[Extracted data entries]
>>>>

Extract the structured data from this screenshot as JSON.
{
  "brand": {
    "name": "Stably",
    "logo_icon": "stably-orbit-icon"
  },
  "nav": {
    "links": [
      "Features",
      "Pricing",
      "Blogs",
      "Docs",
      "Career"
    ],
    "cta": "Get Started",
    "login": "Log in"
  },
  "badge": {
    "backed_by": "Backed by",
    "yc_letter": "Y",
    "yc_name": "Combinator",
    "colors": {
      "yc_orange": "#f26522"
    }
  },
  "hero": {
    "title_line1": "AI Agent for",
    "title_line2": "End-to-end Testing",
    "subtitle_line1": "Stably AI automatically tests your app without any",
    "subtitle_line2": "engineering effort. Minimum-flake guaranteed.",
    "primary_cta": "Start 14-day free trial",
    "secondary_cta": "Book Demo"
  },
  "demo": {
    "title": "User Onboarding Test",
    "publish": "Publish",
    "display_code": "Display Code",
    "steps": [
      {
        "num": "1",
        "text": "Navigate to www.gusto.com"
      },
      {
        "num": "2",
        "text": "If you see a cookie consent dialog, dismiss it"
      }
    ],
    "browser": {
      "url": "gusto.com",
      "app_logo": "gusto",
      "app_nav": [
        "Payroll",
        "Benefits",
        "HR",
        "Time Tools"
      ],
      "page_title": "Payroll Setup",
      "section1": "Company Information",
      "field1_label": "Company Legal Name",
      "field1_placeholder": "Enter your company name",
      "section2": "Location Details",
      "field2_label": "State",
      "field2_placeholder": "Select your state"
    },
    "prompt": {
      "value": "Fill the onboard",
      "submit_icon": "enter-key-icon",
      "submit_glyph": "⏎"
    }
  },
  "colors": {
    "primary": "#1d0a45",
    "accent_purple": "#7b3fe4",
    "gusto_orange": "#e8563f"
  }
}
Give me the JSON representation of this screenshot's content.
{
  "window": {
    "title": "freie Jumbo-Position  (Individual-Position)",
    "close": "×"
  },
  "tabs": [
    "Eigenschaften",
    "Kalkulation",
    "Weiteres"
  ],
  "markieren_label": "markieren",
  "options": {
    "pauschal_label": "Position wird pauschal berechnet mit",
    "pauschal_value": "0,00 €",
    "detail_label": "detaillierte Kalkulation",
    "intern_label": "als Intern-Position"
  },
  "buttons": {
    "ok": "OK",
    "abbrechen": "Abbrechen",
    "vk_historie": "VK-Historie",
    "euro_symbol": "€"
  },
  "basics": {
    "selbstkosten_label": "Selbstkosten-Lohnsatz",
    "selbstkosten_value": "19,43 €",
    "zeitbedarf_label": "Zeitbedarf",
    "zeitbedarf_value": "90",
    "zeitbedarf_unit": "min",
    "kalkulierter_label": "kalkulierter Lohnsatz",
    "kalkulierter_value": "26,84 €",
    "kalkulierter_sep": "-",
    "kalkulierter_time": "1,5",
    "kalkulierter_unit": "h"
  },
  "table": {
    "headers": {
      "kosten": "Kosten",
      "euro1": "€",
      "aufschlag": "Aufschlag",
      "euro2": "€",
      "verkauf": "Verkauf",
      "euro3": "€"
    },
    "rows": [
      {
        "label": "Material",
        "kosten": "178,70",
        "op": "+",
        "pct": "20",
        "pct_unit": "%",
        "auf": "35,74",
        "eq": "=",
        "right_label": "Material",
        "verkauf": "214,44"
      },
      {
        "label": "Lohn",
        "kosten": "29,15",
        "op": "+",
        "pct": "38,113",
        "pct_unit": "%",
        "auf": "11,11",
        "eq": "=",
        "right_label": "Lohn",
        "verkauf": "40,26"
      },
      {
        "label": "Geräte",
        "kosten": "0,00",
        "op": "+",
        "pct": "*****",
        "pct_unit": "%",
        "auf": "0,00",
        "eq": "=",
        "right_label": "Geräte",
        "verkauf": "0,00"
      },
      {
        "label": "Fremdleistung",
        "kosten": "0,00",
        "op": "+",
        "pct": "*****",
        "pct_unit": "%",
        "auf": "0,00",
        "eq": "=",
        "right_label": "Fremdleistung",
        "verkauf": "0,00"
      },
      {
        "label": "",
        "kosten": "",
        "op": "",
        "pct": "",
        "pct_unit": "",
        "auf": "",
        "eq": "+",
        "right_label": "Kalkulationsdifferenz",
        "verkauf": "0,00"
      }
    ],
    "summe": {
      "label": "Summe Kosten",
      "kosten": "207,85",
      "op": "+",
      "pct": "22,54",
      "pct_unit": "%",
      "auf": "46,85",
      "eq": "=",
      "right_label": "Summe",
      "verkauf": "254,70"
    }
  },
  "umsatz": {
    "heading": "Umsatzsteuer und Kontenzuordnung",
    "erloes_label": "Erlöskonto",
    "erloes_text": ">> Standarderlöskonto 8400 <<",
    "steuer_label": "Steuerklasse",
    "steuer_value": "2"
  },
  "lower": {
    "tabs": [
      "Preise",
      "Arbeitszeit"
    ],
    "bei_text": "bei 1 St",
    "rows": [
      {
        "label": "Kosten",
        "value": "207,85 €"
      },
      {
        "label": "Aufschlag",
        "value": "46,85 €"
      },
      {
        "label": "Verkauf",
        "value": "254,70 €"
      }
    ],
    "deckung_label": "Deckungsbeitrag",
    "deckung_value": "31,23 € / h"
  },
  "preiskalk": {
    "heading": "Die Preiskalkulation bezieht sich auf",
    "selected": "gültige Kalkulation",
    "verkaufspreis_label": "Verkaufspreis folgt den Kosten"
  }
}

<<<<

> [What you will do]: Write out the records above again, keeping each one identical to the original.

> [The response]:
Extract the structured data from this screenshot as JSON.
{
  "brand": {
    "name": "Stably",
    "logo_icon": "stably-orbit-icon"
  },
  "nav": {
    "links": [
      "Features",
      "Pricing",
      "Blogs",
      "Docs",
      "Career"
    ],
    "cta": "Get Started",
    "login": "Log in"
  },
  "badge": {
    "backed_by": "Backed by",
    "yc_letter": "Y",
    "yc_name": "Combinator",
    "colors": {
      "yc_orange": "#f26522"
    }
  },
  "hero": {
    "title_line1": "AI Agent for",
    "title_line2": "End-to-end Testing",
    "subtitle_line1": "Stably AI automatically tests your app without any",
    "subtitle_line2": "engineering effort. Minimum-flake guaranteed.",
    "primary_cta": "Start 14-day free trial",
    "secondary_cta": "Book Demo"
  },
  "demo": {
    "title": "User Onboarding Test",
    "publish": "Publish",
    "display_code": "Display Code",
    "steps": [
      {
        "num": "1",
        "text": "Navigate to www.gusto.com"
      },
      {
        "num": "2",
        "text": "If you see a cookie consent dialog, dismiss it"
      }
    ],
    "browser": {
      "url": "gusto.com",
      "app_logo": "gusto",
      "app_nav": [
        "Payroll",
        "Benefits",
        "HR",
        "Time Tools"
      ],
      "page_title": "Payroll Setup",
      "section1": "Company Information",
      "field1_label": "Company Legal Name",
      "field1_placeholder": "Enter your company name",
      "section2": "Location Details",
      "field2_label": "State",
      "field2_placeholder": "Select your state"
    },
    "prompt": {
      "value": "Fill the onboard",
      "submit_icon": "enter-key-icon",
      "submit_glyph": "⏎"
    }
  },
  "colors": {
    "primary": "#1d0a45",
    "accent_purple": "#7b3fe4",
    "gusto_orange": "#e8563f"
  }
}
Give me the JSON representation of this screenshot's content.
{
  "window": {
    "title": "freie Jumbo-Position  (Individual-Position)",
    "close": "×"
  },
  "tabs": [
    "Eigenschaften",
    "Kalkulation",
    "Weiteres"
  ],
  "markieren_label": "markieren",
  "options": {
    "pauschal_label": "Position wird pauschal berechnet mit",
    "pauschal_value": "0,00 €",
    "detail_label": "detaillierte Kalkulation",
    "intern_label": "als Intern-Position"
  },
  "buttons": {
    "ok": "OK",
    "abbrechen": "Abbrechen",
    "vk_historie": "VK-Historie",
    "euro_symbol": "€"
  },
  "basics": {
    "selbstkosten_label": "Selbstkosten-Lohnsatz",
    "selbstkosten_value": "19,43 €",
    "zeitbedarf_label": "Zeitbedarf",
    "zeitbedarf_value": "90",
    "zeitbedarf_unit": "min",
    "kalkulierter_label": "kalkulierter Lohnsatz",
    "kalkulierter_value": "26,84 €",
    "kalkulierter_sep": "-",
    "kalkulierter_time": "1,5",
    "kalkulierter_unit": "h"
  },
  "table": {
    "headers": {
      "kosten": "Kosten",
      "euro1": "€",
      "aufschlag": "Aufschlag",
      "euro2": "€",
      "verkauf": "Verkauf",
      "euro3": "€"
    },
    "rows": [
      {
        "label": "Material",
        "kosten": "178,70",
        "op": "+",
        "pct": "20",
        "pct_unit": "%",
        "auf": "35,74",
        "eq": "=",
        "right_label": "Material",
        "verkauf": "214,44"
      },
      {
        "label": "Lohn",
        "kosten": "29,15",
        "op": "+",
        "pct": "38,113",
        "pct_unit": "%",
        "auf": "11,11",
        "eq": "=",
        "right_label": "Lohn",
        "verkauf": "40,26"
      },
      {
        "label": "Geräte",
        "kosten": "0,00",
        "op": "+",
        "pct": "*****",
        "pct_unit": "%",
        "auf": "0,00",
        "eq": "=",
        "right_label": "Geräte",
        "verkauf": "0,00"
      },
      {
        "label": "Fremdleistung",
        "kosten": "0,00",
        "op": "+",
        "pct": "*****",
        "pct_unit": "%",
        "auf": "0,00",
        "eq": "=",
        "right_label": "Fremdleistung",
        "verkauf": "0,00"
      },
      {
        "label": "",
        "kosten": "",
        "op": "",
        "pct": "",
        "pct_unit": "",
        "auf": "",
        "eq": "+",
        "right_label": "Kalkulationsdifferenz",
        "verkauf": "0,00"
      }
    ],
    "summe": {
      "label": "Summe Kosten",
      "kosten": "207,85",
      "op": "+",
      "pct": "22,54",
      "pct_unit": "%",
      "auf": "46,85",
      "eq": "=",
      "right_label": "Summe",
      "verkauf": "254,70"
    }
  },
  "umsatz": {
    "heading": "Umsatzsteuer und Kontenzuordnung",
    "erloes_label": "Erlöskonto",
    "erloes_text": ">> Standarderlöskonto 8400 <<",
    "steuer_label": "Steuerklasse",
    "steuer_value": "2"
  },
  "lower": {
    "tabs": [
      "Preise",
      "Arbeitszeit"
    ],
    "bei_text": "bei 1 St",
    "rows": [
      {
        "label": "Kosten",
        "value": "207,85 €"
      },
      {
        "label": "Aufschlag",
        "value": "46,85 €"
      },
      {
        "label": "Verkauf",
        "value": "254,70 €"
      }
    ],
    "deckung_label": "Deckungsbeitrag",
    "deckung_value": "31,23 € / h"
  },
  "preiskalk": {
    "heading": "Die Preiskalkulation bezieht sich auf",
    "selected": "gültige Kalkulation",
    "verkaufspreis_label": "Verkaufspreis folgt den Kosten"
  }
}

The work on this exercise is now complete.